(begin)
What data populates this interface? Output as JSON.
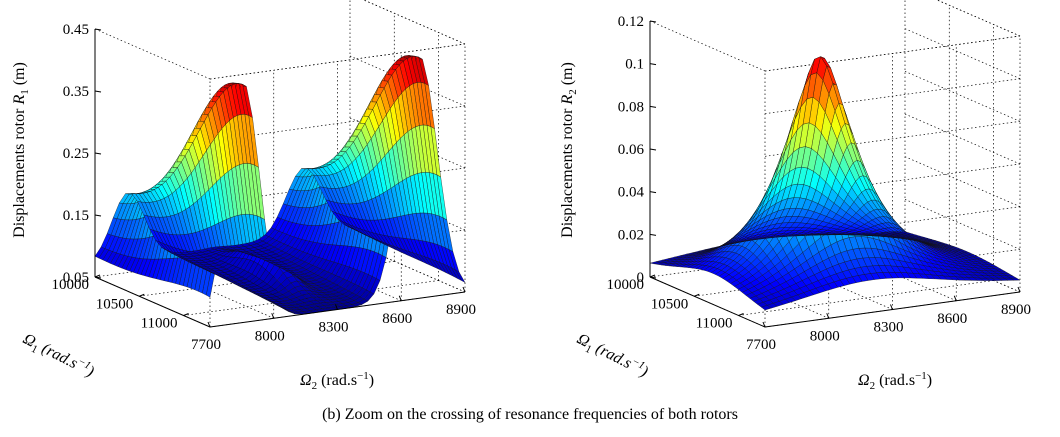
{
  "caption": "(b) Zoom on the crossing of resonance frequencies of both rotors",
  "colormap": [
    "#00008f",
    "#0000ff",
    "#0080ff",
    "#00ffff",
    "#80ff80",
    "#ffff00",
    "#ff8000",
    "#ff0000",
    "#800000"
  ],
  "chart_data": [
    {
      "type": "surface",
      "zlabel_prefix": "Displacements rotor ",
      "zlabel_symbol": "R",
      "zlabel_sub": "1",
      "zlabel_unit": " (m)",
      "x1label_sym": "Ω",
      "x1label_sub": "1",
      "x1label_unit": " (rad.s",
      "x1label_exp": "−1",
      "x1label_close": ")",
      "x2label_sym": "Ω",
      "x2label_sub": "2",
      "x2label_unit": " (rad.s",
      "x2label_exp": "−1",
      "x2label_close": ")",
      "omega1_ticks": [
        "10000",
        "10500",
        "11000"
      ],
      "omega2_ticks": [
        "7700",
        "8000",
        "8300",
        "8600",
        "8900"
      ],
      "z_ticks": [
        "0.05",
        "0.15",
        "0.25",
        "0.35",
        "0.45"
      ],
      "omega1_range": [
        10000,
        11300
      ],
      "omega2_range": [
        7700,
        8900
      ],
      "z_range": [
        0.05,
        0.45
      ],
      "peak_value": 0.45,
      "grid": "on"
    },
    {
      "type": "surface",
      "zlabel_prefix": "Displacements rotor ",
      "zlabel_symbol": "R",
      "zlabel_sub": "2",
      "zlabel_unit": " (m)",
      "x1label_sym": "Ω",
      "x1label_sub": "1",
      "x1label_unit": " (rad.s",
      "x1label_exp": "−1",
      "x1label_close": ")",
      "x2label_sym": "Ω",
      "x2label_sub": "2",
      "x2label_unit": " (rad.s",
      "x2label_exp": "−1",
      "x2label_close": ")",
      "omega1_ticks": [
        "10000",
        "10500",
        "11000"
      ],
      "omega2_ticks": [
        "7700",
        "8000",
        "8300",
        "8600",
        "8900"
      ],
      "z_ticks": [
        "0",
        "0.02",
        "0.04",
        "0.06",
        "0.08",
        "0.1",
        "0.12"
      ],
      "omega1_range": [
        10000,
        11300
      ],
      "omega2_range": [
        7700,
        8900
      ],
      "z_range": [
        0,
        0.12
      ],
      "peak_value": 0.105,
      "grid": "on"
    }
  ]
}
(end)
WHAT IS NEEDED:
Exclude the images, then output the data above word for word.

SOLUTION:
What data populates this interface? Output as JSON.
{
  "caption": "(b) Zoom on the crossing of resonance frequencies of both rotors",
  "colormap": [
    "#00008f",
    "#0000ff",
    "#0080ff",
    "#00ffff",
    "#80ff80",
    "#ffff00",
    "#ff8000",
    "#ff0000",
    "#800000"
  ],
  "chart_data": [
    {
      "type": "surface",
      "zlabel_prefix": "Displacements rotor ",
      "zlabel_symbol": "R",
      "zlabel_sub": "1",
      "zlabel_unit": " (m)",
      "x1label_sym": "Ω",
      "x1label_sub": "1",
      "x1label_unit": " (rad.s",
      "x1label_exp": "−1",
      "x1label_close": ")",
      "x2label_sym": "Ω",
      "x2label_sub": "2",
      "x2label_unit": " (rad.s",
      "x2label_exp": "−1",
      "x2label_close": ")",
      "omega1_ticks": [
        "10000",
        "10500",
        "11000"
      ],
      "omega2_ticks": [
        "7700",
        "8000",
        "8300",
        "8600",
        "8900"
      ],
      "z_ticks": [
        "0.05",
        "0.15",
        "0.25",
        "0.35",
        "0.45"
      ],
      "omega1_range": [
        10000,
        11300
      ],
      "omega2_range": [
        7700,
        8900
      ],
      "z_range": [
        0.05,
        0.45
      ],
      "peak_value": 0.45,
      "grid": "on"
    },
    {
      "type": "surface",
      "zlabel_prefix": "Displacements rotor ",
      "zlabel_symbol": "R",
      "zlabel_sub": "2",
      "zlabel_unit": " (m)",
      "x1label_sym": "Ω",
      "x1label_sub": "1",
      "x1label_unit": " (rad.s",
      "x1label_exp": "−1",
      "x1label_close": ")",
      "x2label_sym": "Ω",
      "x2label_sub": "2",
      "x2label_unit": " (rad.s",
      "x2label_exp": "−1",
      "x2label_close": ")",
      "omega1_ticks": [
        "10000",
        "10500",
        "11000"
      ],
      "omega2_ticks": [
        "7700",
        "8000",
        "8300",
        "8600",
        "8900"
      ],
      "z_ticks": [
        "0",
        "0.02",
        "0.04",
        "0.06",
        "0.08",
        "0.1",
        "0.12"
      ],
      "omega1_range": [
        10000,
        11300
      ],
      "omega2_range": [
        7700,
        8900
      ],
      "z_range": [
        0,
        0.12
      ],
      "peak_value": 0.105,
      "grid": "on"
    }
  ]
}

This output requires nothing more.